* [Document]:
Petit panorama des Horror Comics d'avant le Comics Code

Publié le par Fred Tréglia

Bientôt paraîtra le premier numéro de Golden Comics !
Golden Comics vous fera découvrir une catégorie de BD aujourd’hui méconnue : les comic books américains du Golden Age !
Et notre premier opus est consacré aux Monstres ! Aussi vous proposerons-nous une présentation qui permettra, nous espérons, d’entrer de plain-pied dans ce genre particulier… 
Le genre horrifique apparaît dès 1936 dans New Fun Comics de National Allied Publication (l’ancêtre de DC Comics), avec le personnage du Dr Occult, un détective du surnaturel qui affrontera, entre autre, le « Master of Vampyres » dans le n°6, comprenez Dracula, bien sûr ! 
Première série à monstre, le "Frankenstein" de Prize Comics (Prize Publications) sort en 1940. Destiné à l’origine à un public très jeune, le magazine deviendra avec la guerre un titre de super-héros, avec Frankenstein luttant contre les nazis ! Si dans les pulp magazines d’avant-guerre, l’horreur avait déjà une place de choix, il faut attendre 1943 et la sortie du Suspense Comics de Continental Magazines, pour lire les aventures du héros Grey Mask affrontant démons et araignées géantes… 
En septembre 1944, Yellowjacket Comics de Charlton voit une sorcière présenter les récits (adaptant notamment deux nouvelles d’horreur signées Edgar Poe). Ce concept sera repris par la suite chez E.C. Comics pour ses « Witch’s Tales ». 

En 1945, Rural Home Publications sort deux numéros de Mask Comics, avec des couvertures angoissantes de L.B. Cole, présentant The Evil (Satan lui-même !), même si à l’intérieur, les histoires routinières de détectives se succèdent… Spooky Mysteries 1 de Your Guide Publishing imitera le concept, avec des histoires de monstres plutôt humoristiques, à l'instar de celles de Frankenstein Comics (prenant la relève de Prize Comics). Les premiers titres réellement consacrés à des adaptations de récits d’horreur sont à rechercher dans les pages de Classics Comics (qui deviendra par la suite Classic Illustrated), avec "Rip Van Winkle and The Headless Horseman" dans le n°12, "Dr. Jeckyll and Mister Hyde " (13), "Murders in the Rue Morgue" (21), le 26 étant la première adaptation de "Frankenstein" et le n°40 consacré à Edgar Poe. Mais ces récits peu nombreux restaient noyés au sein des autres classiques de la littérature !

* [Consigne 1]:
Selon le panorama des horror comics, en quelle année sort le « Frankenstein » de Prize Comics, présenté comme la première série à monstre ?
* [Consigne 2]:
Reproduisez le passage du panorama des horror comics qui commence aux mots « Petit panorama des » et s'arrête après « Golden Age ! ».

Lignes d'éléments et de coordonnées
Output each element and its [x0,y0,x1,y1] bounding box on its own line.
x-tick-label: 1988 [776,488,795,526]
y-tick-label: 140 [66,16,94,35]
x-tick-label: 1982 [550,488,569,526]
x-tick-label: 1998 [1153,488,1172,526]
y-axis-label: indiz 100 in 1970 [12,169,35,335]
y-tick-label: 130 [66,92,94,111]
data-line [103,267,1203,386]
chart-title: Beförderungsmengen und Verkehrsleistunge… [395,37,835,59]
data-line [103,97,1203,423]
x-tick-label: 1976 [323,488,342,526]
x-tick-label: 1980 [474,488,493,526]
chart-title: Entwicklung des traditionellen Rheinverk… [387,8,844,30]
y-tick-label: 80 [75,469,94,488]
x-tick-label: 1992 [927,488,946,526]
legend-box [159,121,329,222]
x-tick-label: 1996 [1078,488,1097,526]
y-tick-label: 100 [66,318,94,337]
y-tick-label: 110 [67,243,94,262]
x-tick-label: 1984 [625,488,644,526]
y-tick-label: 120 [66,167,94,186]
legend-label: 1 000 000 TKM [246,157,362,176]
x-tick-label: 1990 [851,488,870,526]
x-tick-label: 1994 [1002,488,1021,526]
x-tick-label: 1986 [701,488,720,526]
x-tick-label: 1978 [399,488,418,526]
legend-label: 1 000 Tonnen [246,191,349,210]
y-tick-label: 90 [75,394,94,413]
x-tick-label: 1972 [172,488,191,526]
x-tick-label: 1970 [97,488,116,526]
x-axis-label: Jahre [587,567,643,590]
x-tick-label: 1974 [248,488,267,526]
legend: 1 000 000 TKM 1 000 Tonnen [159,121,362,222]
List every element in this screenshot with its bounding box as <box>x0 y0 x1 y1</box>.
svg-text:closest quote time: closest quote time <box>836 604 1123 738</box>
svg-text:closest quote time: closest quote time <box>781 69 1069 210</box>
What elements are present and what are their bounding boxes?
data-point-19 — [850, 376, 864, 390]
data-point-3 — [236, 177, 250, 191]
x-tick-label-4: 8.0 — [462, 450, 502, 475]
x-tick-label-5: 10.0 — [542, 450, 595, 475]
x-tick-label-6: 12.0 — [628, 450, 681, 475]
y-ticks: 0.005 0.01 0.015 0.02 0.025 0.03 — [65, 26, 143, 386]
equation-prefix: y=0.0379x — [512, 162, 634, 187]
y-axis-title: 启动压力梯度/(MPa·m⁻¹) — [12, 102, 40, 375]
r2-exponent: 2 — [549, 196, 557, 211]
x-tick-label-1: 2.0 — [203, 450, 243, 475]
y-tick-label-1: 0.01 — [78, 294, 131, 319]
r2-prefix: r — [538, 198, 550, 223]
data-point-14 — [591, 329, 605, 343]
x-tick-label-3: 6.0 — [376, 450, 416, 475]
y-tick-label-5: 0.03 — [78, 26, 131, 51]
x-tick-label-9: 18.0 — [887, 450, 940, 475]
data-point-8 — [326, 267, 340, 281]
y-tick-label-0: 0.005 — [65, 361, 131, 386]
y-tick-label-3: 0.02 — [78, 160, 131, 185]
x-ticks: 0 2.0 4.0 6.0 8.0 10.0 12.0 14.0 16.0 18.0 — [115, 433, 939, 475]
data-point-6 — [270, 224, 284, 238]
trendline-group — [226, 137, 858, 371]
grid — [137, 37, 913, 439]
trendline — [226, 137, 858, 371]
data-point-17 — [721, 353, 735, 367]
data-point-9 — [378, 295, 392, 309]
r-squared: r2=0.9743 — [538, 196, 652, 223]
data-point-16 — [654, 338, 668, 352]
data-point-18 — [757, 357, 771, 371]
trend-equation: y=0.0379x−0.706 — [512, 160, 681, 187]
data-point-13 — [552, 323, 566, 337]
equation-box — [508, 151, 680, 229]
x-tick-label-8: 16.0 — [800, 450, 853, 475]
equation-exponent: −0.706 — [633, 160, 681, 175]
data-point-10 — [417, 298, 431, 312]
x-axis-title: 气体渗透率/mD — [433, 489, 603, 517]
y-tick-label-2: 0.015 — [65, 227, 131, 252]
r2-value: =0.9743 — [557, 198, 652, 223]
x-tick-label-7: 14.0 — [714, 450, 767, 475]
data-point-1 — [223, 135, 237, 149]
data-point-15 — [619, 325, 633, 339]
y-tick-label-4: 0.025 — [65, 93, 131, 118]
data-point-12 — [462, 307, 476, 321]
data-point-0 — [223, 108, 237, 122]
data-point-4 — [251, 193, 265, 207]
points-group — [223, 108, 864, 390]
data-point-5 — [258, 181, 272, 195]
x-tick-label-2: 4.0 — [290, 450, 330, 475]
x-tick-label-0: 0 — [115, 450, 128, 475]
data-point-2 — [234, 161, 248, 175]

* [Bonne réponse 1]:
En 1940.

* [Bonne réponse 2]:
Petit panorama des Horror Comics d'avant le Comics Code

Publié le par Fred Tréglia

Bientôt paraîtra le premier numéro de Golden Comics !
Golden Comics vous fera découvrir une catégorie de BD aujourd’hui méconnue : les comic books américains du Golden Age !